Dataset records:
********************
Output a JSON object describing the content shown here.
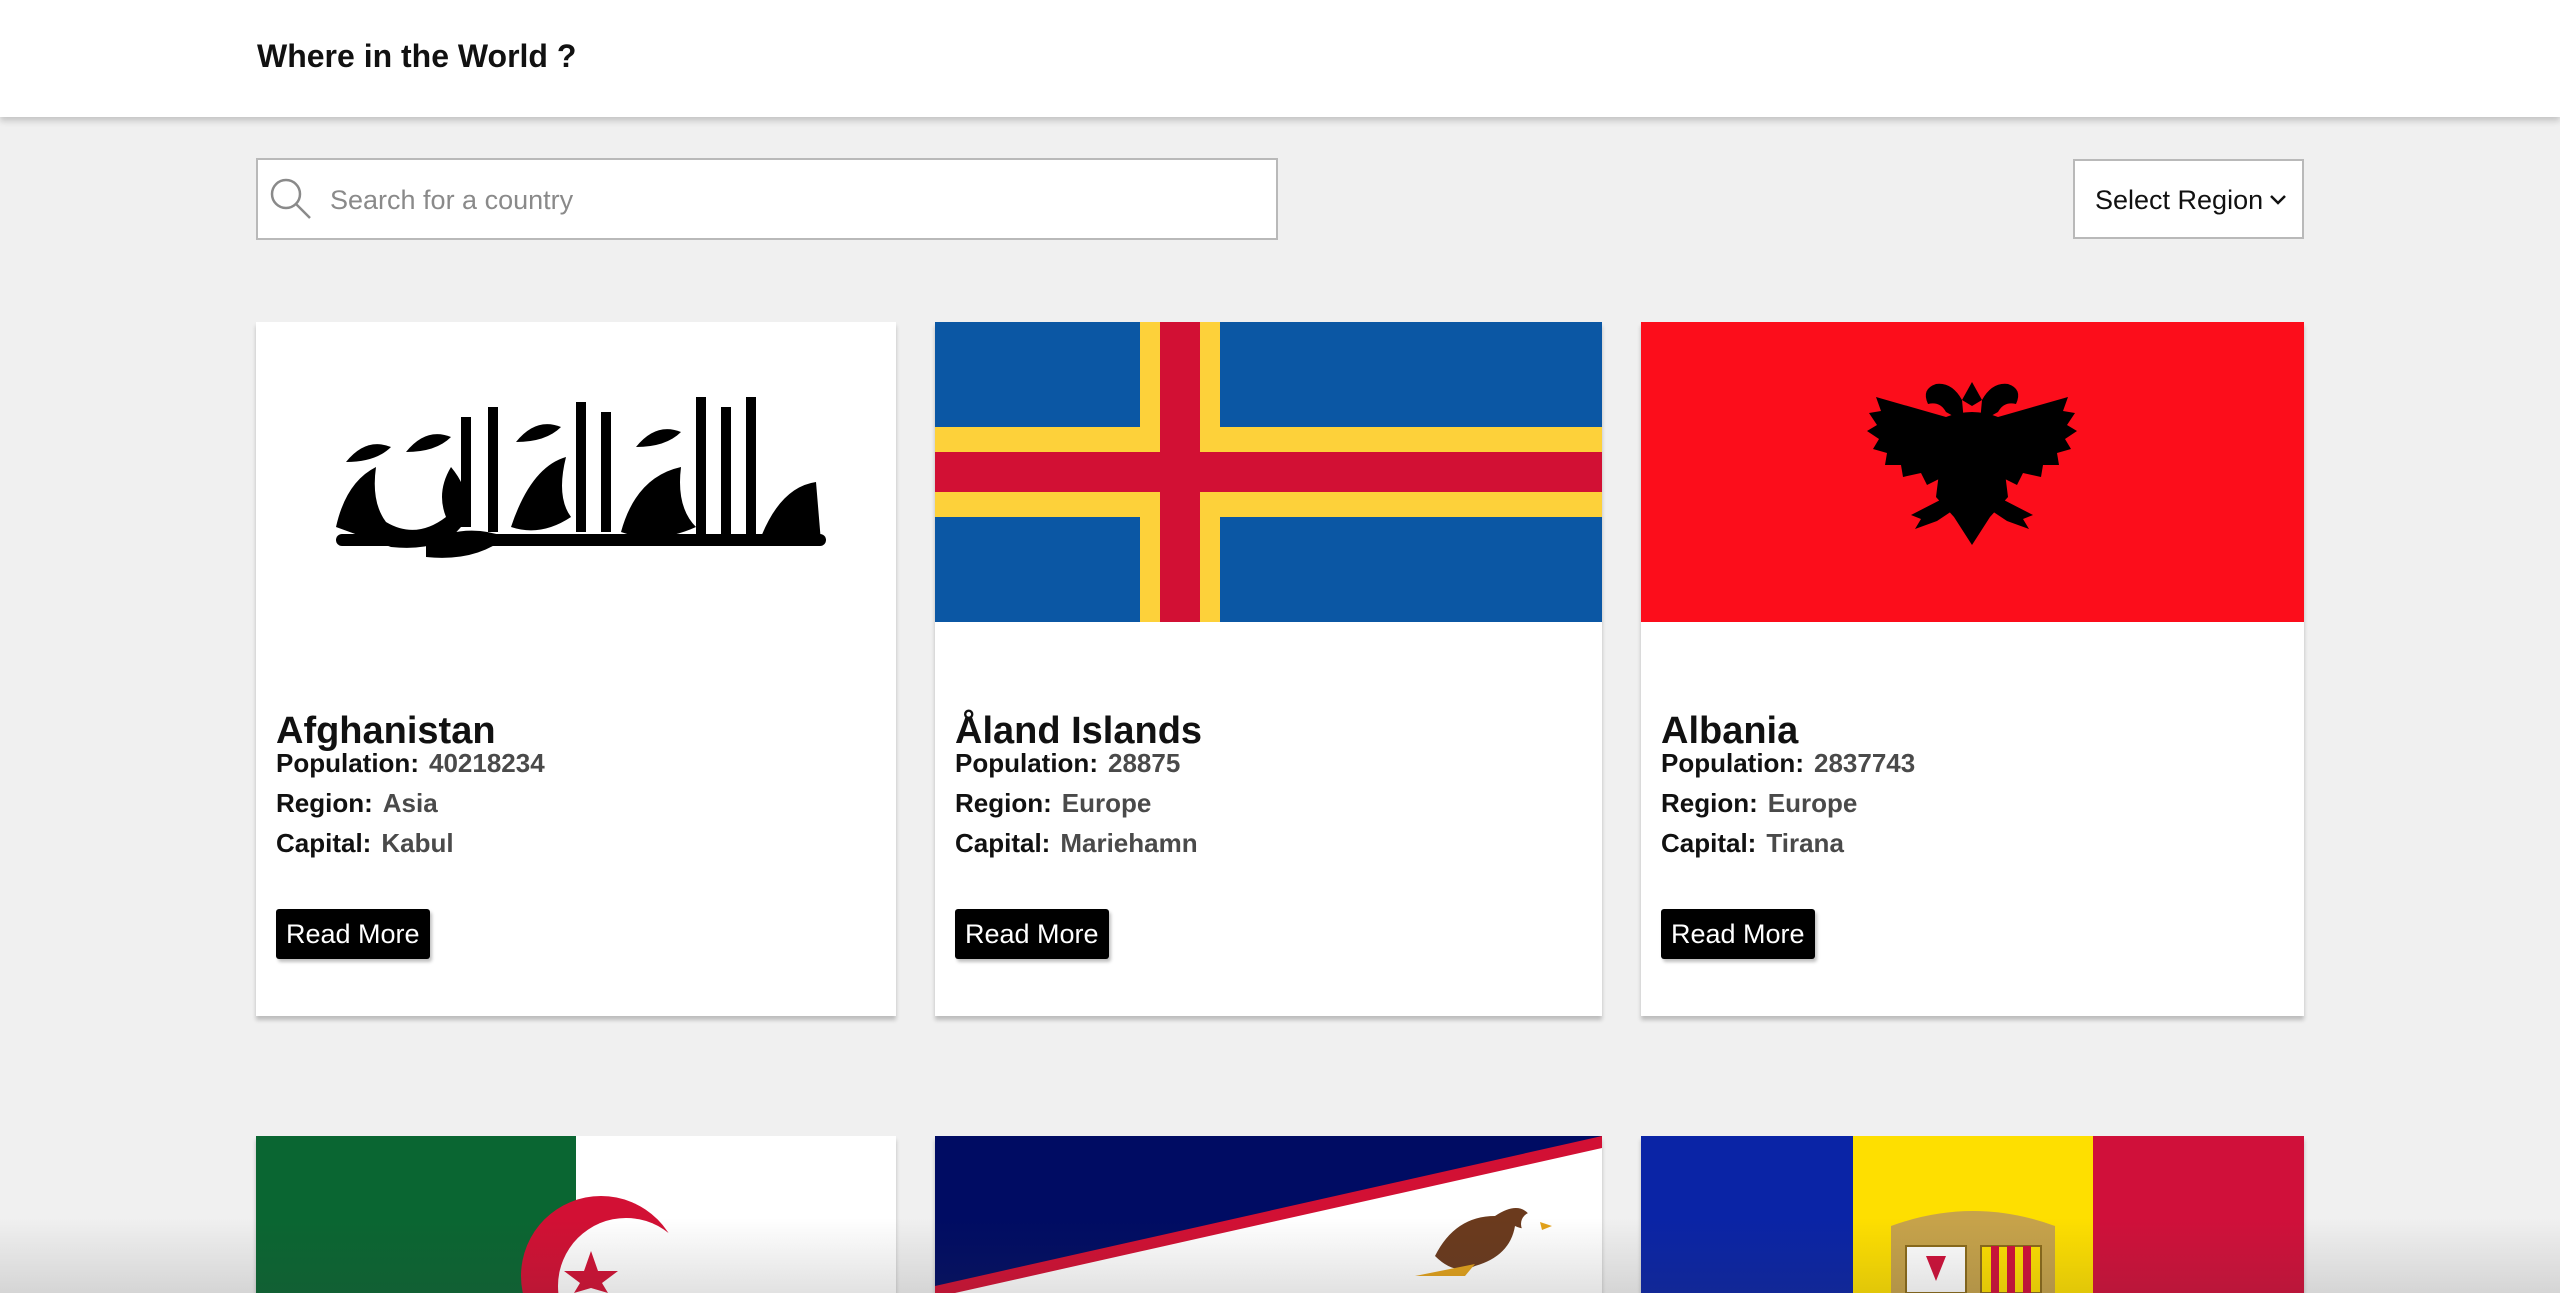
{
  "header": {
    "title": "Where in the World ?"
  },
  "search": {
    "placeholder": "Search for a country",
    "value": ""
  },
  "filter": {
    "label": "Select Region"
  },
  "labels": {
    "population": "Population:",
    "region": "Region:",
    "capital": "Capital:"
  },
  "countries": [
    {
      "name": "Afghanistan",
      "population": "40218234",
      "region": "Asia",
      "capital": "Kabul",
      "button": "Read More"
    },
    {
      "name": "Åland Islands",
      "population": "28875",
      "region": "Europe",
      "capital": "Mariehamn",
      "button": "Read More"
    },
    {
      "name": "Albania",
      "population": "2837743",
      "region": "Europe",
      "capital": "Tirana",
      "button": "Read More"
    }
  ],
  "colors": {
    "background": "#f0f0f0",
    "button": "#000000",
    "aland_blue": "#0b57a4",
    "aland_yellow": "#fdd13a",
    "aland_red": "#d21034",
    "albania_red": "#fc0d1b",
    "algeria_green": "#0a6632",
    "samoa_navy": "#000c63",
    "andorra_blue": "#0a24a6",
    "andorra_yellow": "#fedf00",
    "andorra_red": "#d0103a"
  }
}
********************
Copy all lines from the data that hold the word "population".

    "population": "Population:",
      "population": "40218234",
      "population": "28875",
      "population": "2837743",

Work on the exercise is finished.